**WHAT TO PRODUCE**
Copy the data below exactly.

**PROVIDED ENTRIES**
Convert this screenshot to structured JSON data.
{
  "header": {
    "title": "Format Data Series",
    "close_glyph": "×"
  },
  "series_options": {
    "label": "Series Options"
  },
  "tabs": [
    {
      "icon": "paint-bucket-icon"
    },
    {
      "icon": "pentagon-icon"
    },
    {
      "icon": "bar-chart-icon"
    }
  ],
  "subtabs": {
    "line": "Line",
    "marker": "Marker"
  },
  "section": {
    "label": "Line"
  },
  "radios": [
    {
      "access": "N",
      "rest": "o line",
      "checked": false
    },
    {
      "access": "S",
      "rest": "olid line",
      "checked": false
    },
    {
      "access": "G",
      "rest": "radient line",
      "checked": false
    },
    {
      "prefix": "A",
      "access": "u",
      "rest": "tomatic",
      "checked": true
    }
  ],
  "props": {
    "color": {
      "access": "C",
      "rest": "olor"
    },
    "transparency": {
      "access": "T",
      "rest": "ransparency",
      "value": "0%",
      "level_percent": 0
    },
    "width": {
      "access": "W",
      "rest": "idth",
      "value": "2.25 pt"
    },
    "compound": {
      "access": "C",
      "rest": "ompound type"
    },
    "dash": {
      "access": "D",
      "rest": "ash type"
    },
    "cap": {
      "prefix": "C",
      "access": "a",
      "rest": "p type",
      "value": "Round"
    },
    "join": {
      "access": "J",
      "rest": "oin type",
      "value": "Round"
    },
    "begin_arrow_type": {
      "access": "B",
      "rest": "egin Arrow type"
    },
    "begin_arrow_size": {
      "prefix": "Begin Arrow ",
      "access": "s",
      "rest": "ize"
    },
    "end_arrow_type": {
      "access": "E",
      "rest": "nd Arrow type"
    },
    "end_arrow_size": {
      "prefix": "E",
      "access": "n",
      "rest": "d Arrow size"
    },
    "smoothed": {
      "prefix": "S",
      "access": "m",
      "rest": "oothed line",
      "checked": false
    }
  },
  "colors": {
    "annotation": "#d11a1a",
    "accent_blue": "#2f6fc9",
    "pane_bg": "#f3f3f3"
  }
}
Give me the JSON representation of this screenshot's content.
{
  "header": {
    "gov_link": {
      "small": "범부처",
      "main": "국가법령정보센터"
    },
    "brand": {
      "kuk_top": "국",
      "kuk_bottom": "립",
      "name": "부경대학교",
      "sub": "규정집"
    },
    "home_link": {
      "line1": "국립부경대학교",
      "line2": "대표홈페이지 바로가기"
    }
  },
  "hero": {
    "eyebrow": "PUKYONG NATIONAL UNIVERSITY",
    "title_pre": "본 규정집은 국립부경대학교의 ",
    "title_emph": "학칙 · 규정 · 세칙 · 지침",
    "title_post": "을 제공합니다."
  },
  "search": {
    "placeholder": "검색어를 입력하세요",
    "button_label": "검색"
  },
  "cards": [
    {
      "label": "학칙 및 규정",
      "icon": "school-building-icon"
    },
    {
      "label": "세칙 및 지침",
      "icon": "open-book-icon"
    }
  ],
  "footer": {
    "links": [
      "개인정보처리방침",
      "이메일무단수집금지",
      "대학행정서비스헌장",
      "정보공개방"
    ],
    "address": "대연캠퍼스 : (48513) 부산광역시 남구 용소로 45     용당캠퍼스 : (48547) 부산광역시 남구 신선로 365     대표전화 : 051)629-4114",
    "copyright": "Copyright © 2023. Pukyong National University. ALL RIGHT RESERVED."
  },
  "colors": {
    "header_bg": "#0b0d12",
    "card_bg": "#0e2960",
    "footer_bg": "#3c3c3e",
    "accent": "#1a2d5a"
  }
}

**TASK RESULT**
Convert this screenshot to structured JSON data.
{
  "header": {
    "title": "Format Data Series",
    "close_glyph": "×"
  },
  "series_options": {
    "label": "Series Options"
  },
  "tabs": [
    {
      "icon": "paint-bucket-icon"
    },
    {
      "icon": "pentagon-icon"
    },
    {
      "icon": "bar-chart-icon"
    }
  ],
  "subtabs": {
    "line": "Line",
    "marker": "Marker"
  },
  "section": {
    "label": "Line"
  },
  "radios": [
    {
      "access": "N",
      "rest": "o line",
      "checked": false
    },
    {
      "access": "S",
      "rest": "olid line",
      "checked": false
    },
    {
      "access": "G",
      "rest": "radient line",
      "checked": false
    },
    {
      "prefix": "A",
      "access": "u",
      "rest": "tomatic",
      "checked": true
    }
  ],
  "props": {
    "color": {
      "access": "C",
      "rest": "olor"
    },
    "transparency": {
      "access": "T",
      "rest": "ransparency",
      "value": "0%",
      "level_percent": 0
    },
    "width": {
      "access": "W",
      "rest": "idth",
      "value": "2.25 pt"
    },
    "compound": {
      "access": "C",
      "rest": "ompound type"
    },
    "dash": {
      "access": "D",
      "rest": "ash type"
    },
    "cap": {
      "prefix": "C",
      "access": "a",
      "rest": "p type",
      "value": "Round"
    },
    "join": {
      "access": "J",
      "rest": "oin type",
      "value": "Round"
    },
    "begin_arrow_type": {
      "access": "B",
      "rest": "egin Arrow type"
    },
    "begin_arrow_size": {
      "prefix": "Begin Arrow ",
      "access": "s",
      "rest": "ize"
    },
    "end_arrow_type": {
      "access": "E",
      "rest": "nd Arrow type"
    },
    "end_arrow_size": {
      "prefix": "E",
      "access": "n",
      "rest": "d Arrow size"
    },
    "smoothed": {
      "prefix": "S",
      "access": "m",
      "rest": "oothed line",
      "checked": false
    }
  },
  "colors": {
    "annotation": "#d11a1a",
    "accent_blue": "#2f6fc9",
    "pane_bg": "#f3f3f3"
  }
}
Give me the JSON representation of this screenshot's content.
{
  "header": {
    "gov_link": {
      "small": "범부처",
      "main": "국가법령정보센터"
    },
    "brand": {
      "kuk_top": "국",
      "kuk_bottom": "립",
      "name": "부경대학교",
      "sub": "규정집"
    },
    "home_link": {
      "line1": "국립부경대학교",
      "line2": "대표홈페이지 바로가기"
    }
  },
  "hero": {
    "eyebrow": "PUKYONG NATIONAL UNIVERSITY",
    "title_pre": "본 규정집은 국립부경대학교의 ",
    "title_emph": "학칙 · 규정 · 세칙 · 지침",
    "title_post": "을 제공합니다."
  },
  "search": {
    "placeholder": "검색어를 입력하세요",
    "button_label": "검색"
  },
  "cards": [
    {
      "label": "학칙 및 규정",
      "icon": "school-building-icon"
    },
    {
      "label": "세칙 및 지침",
      "icon": "open-book-icon"
    }
  ],
  "footer": {
    "links": [
      "개인정보처리방침",
      "이메일무단수집금지",
      "대학행정서비스헌장",
      "정보공개방"
    ],
    "address": "대연캠퍼스 : (48513) 부산광역시 남구 용소로 45     용당캠퍼스 : (48547) 부산광역시 남구 신선로 365     대표전화 : 051)629-4114",
    "copyright": "Copyright © 2023. Pukyong National University. ALL RIGHT RESERVED."
  },
  "colors": {
    "header_bg": "#0b0d12",
    "card_bg": "#0e2960",
    "footer_bg": "#3c3c3e",
    "accent": "#1a2d5a"
  }
}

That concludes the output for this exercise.